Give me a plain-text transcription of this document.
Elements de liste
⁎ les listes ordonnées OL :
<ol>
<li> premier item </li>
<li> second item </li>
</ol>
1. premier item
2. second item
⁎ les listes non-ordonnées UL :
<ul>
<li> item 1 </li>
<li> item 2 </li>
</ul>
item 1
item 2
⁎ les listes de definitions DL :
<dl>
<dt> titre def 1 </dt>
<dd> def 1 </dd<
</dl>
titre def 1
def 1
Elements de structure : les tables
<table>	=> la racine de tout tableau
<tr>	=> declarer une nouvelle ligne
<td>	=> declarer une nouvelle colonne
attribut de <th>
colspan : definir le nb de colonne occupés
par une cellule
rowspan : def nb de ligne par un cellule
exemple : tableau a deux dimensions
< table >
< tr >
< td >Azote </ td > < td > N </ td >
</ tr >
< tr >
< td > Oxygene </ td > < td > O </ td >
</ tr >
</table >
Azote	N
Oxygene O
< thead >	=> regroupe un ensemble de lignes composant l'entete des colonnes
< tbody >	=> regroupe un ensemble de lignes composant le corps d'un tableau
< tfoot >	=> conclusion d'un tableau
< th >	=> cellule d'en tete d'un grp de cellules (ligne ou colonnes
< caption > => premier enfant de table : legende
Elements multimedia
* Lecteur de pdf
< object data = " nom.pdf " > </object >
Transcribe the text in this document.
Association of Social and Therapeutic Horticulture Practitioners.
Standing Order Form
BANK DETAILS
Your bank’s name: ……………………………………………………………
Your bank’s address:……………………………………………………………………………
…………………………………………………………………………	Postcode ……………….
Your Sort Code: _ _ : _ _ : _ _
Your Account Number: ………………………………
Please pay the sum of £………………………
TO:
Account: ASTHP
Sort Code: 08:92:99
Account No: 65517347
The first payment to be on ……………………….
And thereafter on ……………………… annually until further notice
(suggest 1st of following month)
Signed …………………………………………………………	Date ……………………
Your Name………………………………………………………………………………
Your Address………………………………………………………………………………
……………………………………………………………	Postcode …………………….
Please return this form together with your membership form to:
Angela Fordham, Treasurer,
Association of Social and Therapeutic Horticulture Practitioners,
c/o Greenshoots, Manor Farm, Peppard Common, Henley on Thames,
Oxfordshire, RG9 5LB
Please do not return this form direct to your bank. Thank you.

■ **Exercise**
Make an exact copy of the records.

■ **Written solution**
Give me a plain-text transcription of this document.
Elements de liste
⁎ les listes ordonnées OL :
<ol>
<li> premier item </li>
<li> second item </li>
</ol>
1. premier item
2. second item
⁎ les listes non-ordonnées UL :
<ul>
<li> item 1 </li>
<li> item 2 </li>
</ul>
item 1
item 2
⁎ les listes de definitions DL :
<dl>
<dt> titre def 1 </dt>
<dd> def 1 </dd<
</dl>
titre def 1
def 1
Elements de structure : les tables
<table>	=> la racine de tout tableau
<tr>	=> declarer une nouvelle ligne
<td>	=> declarer une nouvelle colonne
attribut de <th>
colspan : definir le nb de colonne occupés
par une cellule
rowspan : def nb de ligne par un cellule
exemple : tableau a deux dimensions
< table >
< tr >
< td >Azote </ td > < td > N </ td >
</ tr >
< tr >
< td > Oxygene </ td > < td > O </ td >
</ tr >
</table >
Azote	N
Oxygene O
< thead >	=> regroupe un ensemble de lignes composant l'entete des colonnes
< tbody >	=> regroupe un ensemble de lignes composant le corps d'un tableau
< tfoot >	=> conclusion d'un tableau
< th >	=> cellule d'en tete d'un grp de cellules (ligne ou colonnes
< caption > => premier enfant de table : legende
Elements multimedia
* Lecteur de pdf
< object data = " nom.pdf " > </object >
Transcribe the text in this document.
Association of Social and Therapeutic Horticulture Practitioners.
Standing Order Form
BANK DETAILS
Your bank’s name: ……………………………………………………………
Your bank’s address:……………………………………………………………………………
…………………………………………………………………………	Postcode ……………….
Your Sort Code: _ _ : _ _ : _ _
Your Account Number: ………………………………
Please pay the sum of £………………………
TO:
Account: ASTHP
Sort Code: 08:92:99
Account No: 65517347
The first payment to be on ……………………….
And thereafter on ……………………… annually until further notice
(suggest 1st of following month)
Signed …………………………………………………………	Date ……………………
Your Name………………………………………………………………………………
Your Address………………………………………………………………………………
……………………………………………………………	Postcode …………………….
Please return this form together with your membership form to:
Angela Fordham, Treasurer,
Association of Social and Therapeutic Horticulture Practitioners,
c/o Greenshoots, Manor Farm, Peppard Common, Henley on Thames,
Oxfordshire, RG9 5LB
Please do not return this form direct to your bank. Thank you.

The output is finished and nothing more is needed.